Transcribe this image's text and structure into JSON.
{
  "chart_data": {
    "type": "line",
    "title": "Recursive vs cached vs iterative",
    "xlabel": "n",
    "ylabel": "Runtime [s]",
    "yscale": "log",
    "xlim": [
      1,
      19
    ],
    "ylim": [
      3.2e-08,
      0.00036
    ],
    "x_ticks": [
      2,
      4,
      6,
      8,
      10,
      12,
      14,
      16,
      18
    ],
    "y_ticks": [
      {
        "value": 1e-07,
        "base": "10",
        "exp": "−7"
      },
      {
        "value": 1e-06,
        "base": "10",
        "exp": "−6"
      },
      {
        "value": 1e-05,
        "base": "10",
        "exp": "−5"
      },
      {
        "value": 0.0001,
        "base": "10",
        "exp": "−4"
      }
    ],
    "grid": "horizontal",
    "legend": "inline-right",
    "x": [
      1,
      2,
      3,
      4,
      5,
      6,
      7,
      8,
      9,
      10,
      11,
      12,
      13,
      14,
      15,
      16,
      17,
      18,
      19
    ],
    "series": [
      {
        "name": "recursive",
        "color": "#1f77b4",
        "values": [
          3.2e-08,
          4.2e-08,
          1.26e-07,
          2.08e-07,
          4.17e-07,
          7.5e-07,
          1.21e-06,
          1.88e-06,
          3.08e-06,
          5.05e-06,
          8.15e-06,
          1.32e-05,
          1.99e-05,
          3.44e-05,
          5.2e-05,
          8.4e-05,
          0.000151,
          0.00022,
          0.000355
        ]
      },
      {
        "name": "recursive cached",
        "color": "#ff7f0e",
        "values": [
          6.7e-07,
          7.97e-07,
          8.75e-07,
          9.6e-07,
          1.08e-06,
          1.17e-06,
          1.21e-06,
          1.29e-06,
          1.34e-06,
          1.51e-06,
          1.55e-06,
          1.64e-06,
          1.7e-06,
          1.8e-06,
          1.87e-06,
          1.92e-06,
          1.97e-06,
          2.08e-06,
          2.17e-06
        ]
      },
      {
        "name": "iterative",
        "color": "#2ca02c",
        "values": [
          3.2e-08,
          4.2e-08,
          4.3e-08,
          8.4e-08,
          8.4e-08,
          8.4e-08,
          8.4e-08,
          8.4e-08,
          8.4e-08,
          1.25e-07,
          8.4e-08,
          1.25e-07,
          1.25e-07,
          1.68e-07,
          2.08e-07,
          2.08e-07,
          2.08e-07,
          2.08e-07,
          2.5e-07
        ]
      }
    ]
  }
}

•••

**What to work on**
Can you restate every record above word for word?

**Exercise answer**
Transcribe this image's text and structure into JSON.
{
  "chart_data": {
    "type": "line",
    "title": "Recursive vs cached vs iterative",
    "xlabel": "n",
    "ylabel": "Runtime [s]",
    "yscale": "log",
    "xlim": [
      1,
      19
    ],
    "ylim": [
      3.2e-08,
      0.00036
    ],
    "x_ticks": [
      2,
      4,
      6,
      8,
      10,
      12,
      14,
      16,
      18
    ],
    "y_ticks": [
      {
        "value": 1e-07,
        "base": "10",
        "exp": "−7"
      },
      {
        "value": 1e-06,
        "base": "10",
        "exp": "−6"
      },
      {
        "value": 1e-05,
        "base": "10",
        "exp": "−5"
      },
      {
        "value": 0.0001,
        "base": "10",
        "exp": "−4"
      }
    ],
    "grid": "horizontal",
    "legend": "inline-right",
    "x": [
      1,
      2,
      3,
      4,
      5,
      6,
      7,
      8,
      9,
      10,
      11,
      12,
      13,
      14,
      15,
      16,
      17,
      18,
      19
    ],
    "series": [
      {
        "name": "recursive",
        "color": "#1f77b4",
        "values": [
          3.2e-08,
          4.2e-08,
          1.26e-07,
          2.08e-07,
          4.17e-07,
          7.5e-07,
          1.21e-06,
          1.88e-06,
          3.08e-06,
          5.05e-06,
          8.15e-06,
          1.32e-05,
          1.99e-05,
          3.44e-05,
          5.2e-05,
          8.4e-05,
          0.000151,
          0.00022,
          0.000355
        ]
      },
      {
        "name": "recursive cached",
        "color": "#ff7f0e",
        "values": [
          6.7e-07,
          7.97e-07,
          8.75e-07,
          9.6e-07,
          1.08e-06,
          1.17e-06,
          1.21e-06,
          1.29e-06,
          1.34e-06,
          1.51e-06,
          1.55e-06,
          1.64e-06,
          1.7e-06,
          1.8e-06,
          1.87e-06,
          1.92e-06,
          1.97e-06,
          2.08e-06,
          2.17e-06
        ]
      },
      {
        "name": "iterative",
        "color": "#2ca02c",
        "values": [
          3.2e-08,
          4.2e-08,
          4.3e-08,
          8.4e-08,
          8.4e-08,
          8.4e-08,
          8.4e-08,
          8.4e-08,
          8.4e-08,
          1.25e-07,
          8.4e-08,
          1.25e-07,
          1.25e-07,
          1.68e-07,
          2.08e-07,
          2.08e-07,
          2.08e-07,
          2.08e-07,
          2.5e-07
        ]
      }
    ]
  }
}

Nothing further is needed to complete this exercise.